__Problem to work on__
Copy word for word each line from the one that has "Read out every word on this page." to the last line of the records, with no other lines.

Dataset records
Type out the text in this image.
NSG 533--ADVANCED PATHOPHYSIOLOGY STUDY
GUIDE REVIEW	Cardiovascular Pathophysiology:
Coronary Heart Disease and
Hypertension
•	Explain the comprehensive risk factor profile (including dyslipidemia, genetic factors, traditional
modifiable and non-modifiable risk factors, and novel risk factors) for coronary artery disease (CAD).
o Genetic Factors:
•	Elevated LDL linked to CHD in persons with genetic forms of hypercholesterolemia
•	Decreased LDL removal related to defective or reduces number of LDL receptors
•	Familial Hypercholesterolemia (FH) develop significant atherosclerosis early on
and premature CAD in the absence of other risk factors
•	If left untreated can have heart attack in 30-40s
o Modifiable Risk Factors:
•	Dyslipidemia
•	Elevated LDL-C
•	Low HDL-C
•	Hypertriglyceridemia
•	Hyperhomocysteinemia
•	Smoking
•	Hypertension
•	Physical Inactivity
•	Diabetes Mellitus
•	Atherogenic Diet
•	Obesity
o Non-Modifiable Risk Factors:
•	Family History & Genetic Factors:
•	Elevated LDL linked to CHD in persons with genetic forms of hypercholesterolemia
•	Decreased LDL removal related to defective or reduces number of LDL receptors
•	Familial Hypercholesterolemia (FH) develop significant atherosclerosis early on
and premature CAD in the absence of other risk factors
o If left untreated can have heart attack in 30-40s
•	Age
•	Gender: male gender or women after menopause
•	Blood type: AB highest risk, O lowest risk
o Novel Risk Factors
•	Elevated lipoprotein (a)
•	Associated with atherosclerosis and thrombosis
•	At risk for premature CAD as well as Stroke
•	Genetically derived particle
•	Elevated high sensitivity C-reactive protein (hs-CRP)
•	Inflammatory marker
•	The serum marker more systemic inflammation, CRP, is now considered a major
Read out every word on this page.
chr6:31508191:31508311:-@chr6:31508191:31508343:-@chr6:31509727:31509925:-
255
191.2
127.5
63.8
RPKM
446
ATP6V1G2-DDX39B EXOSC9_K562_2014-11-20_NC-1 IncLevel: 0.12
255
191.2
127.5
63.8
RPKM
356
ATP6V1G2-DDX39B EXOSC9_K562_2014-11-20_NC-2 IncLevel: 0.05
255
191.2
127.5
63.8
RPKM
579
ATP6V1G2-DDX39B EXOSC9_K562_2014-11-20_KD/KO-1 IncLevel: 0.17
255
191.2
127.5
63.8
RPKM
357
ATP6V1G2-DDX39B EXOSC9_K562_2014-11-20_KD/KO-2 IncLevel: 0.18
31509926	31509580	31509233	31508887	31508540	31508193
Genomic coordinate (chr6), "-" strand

__The answer__
Read out every word on this page.
chr6:31508191:31508311:-@chr6:31508191:31508343:-@chr6:31509727:31509925:-
255
191.2
127.5
63.8
RPKM
446
ATP6V1G2-DDX39B EXOSC9_K562_2014-11-20_NC-1 IncLevel: 0.12
255
191.2
127.5
63.8
RPKM
356
ATP6V1G2-DDX39B EXOSC9_K562_2014-11-20_NC-2 IncLevel: 0.05
255
191.2
127.5
63.8
RPKM
579
ATP6V1G2-DDX39B EXOSC9_K562_2014-11-20_KD/KO-1 IncLevel: 0.17
255
191.2
127.5
63.8
RPKM
357
ATP6V1G2-DDX39B EXOSC9_K562_2014-11-20_KD/KO-2 IncLevel: 0.18
31509926	31509580	31509233	31508887	31508540	31508193
Genomic coordinate (chr6), "-" strand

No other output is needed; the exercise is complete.